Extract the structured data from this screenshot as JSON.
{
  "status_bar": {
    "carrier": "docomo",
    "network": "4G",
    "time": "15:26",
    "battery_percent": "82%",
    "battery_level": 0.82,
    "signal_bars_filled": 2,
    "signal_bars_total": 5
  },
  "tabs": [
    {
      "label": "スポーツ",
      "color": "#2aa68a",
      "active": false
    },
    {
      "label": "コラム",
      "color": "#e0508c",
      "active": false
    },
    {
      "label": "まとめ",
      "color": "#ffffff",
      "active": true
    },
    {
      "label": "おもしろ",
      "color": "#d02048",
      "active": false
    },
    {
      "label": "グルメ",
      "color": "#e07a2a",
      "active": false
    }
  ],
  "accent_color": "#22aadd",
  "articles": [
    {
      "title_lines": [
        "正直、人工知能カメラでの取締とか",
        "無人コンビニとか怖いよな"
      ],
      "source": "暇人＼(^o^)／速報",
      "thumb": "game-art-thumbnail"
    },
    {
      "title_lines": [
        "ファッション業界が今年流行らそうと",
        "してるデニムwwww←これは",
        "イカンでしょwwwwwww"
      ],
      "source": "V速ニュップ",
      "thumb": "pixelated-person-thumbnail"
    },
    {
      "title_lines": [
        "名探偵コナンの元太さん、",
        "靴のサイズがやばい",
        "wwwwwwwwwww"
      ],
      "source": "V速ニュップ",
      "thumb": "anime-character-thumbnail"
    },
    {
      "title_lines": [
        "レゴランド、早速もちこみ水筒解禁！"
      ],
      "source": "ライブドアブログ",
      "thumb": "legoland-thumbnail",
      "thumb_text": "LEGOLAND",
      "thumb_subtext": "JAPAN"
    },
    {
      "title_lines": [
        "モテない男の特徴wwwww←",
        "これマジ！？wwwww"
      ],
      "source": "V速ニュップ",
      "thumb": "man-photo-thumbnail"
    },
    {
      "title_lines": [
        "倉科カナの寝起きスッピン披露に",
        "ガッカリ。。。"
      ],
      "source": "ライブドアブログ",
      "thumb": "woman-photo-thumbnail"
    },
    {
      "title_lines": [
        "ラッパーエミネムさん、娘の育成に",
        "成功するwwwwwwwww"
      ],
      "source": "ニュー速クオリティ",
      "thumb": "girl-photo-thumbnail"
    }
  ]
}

• • •

* _WHAT IS BEING ASKED_
Nothing in the listing may be changed; retype it all exactly.

* _OUTPUT_
Extract the structured data from this screenshot as JSON.
{
  "status_bar": {
    "carrier": "docomo",
    "network": "4G",
    "time": "15:26",
    "battery_percent": "82%",
    "battery_level": 0.82,
    "signal_bars_filled": 2,
    "signal_bars_total": 5
  },
  "tabs": [
    {
      "label": "スポーツ",
      "color": "#2aa68a",
      "active": false
    },
    {
      "label": "コラム",
      "color": "#e0508c",
      "active": false
    },
    {
      "label": "まとめ",
      "color": "#ffffff",
      "active": true
    },
    {
      "label": "おもしろ",
      "color": "#d02048",
      "active": false
    },
    {
      "label": "グルメ",
      "color": "#e07a2a",
      "active": false
    }
  ],
  "accent_color": "#22aadd",
  "articles": [
    {
      "title_lines": [
        "正直、人工知能カメラでの取締とか",
        "無人コンビニとか怖いよな"
      ],
      "source": "暇人＼(^o^)／速報",
      "thumb": "game-art-thumbnail"
    },
    {
      "title_lines": [
        "ファッション業界が今年流行らそうと",
        "してるデニムwwww←これは",
        "イカンでしょwwwwwww"
      ],
      "source": "V速ニュップ",
      "thumb": "pixelated-person-thumbnail"
    },
    {
      "title_lines": [
        "名探偵コナンの元太さん、",
        "靴のサイズがやばい",
        "wwwwwwwwwww"
      ],
      "source": "V速ニュップ",
      "thumb": "anime-character-thumbnail"
    },
    {
      "title_lines": [
        "レゴランド、早速もちこみ水筒解禁！"
      ],
      "source": "ライブドアブログ",
      "thumb": "legoland-thumbnail",
      "thumb_text": "LEGOLAND",
      "thumb_subtext": "JAPAN"
    },
    {
      "title_lines": [
        "モテない男の特徴wwwww←",
        "これマジ！？wwwww"
      ],
      "source": "V速ニュップ",
      "thumb": "man-photo-thumbnail"
    },
    {
      "title_lines": [
        "倉科カナの寝起きスッピン披露に",
        "ガッカリ。。。"
      ],
      "source": "ライブドアブログ",
      "thumb": "woman-photo-thumbnail"
    },
    {
      "title_lines": [
        "ラッパーエミネムさん、娘の育成に",
        "成功するwwwwwwwww"
      ],
      "source": "ニュー速クオリティ",
      "thumb": "girl-photo-thumbnail"
    }
  ]
}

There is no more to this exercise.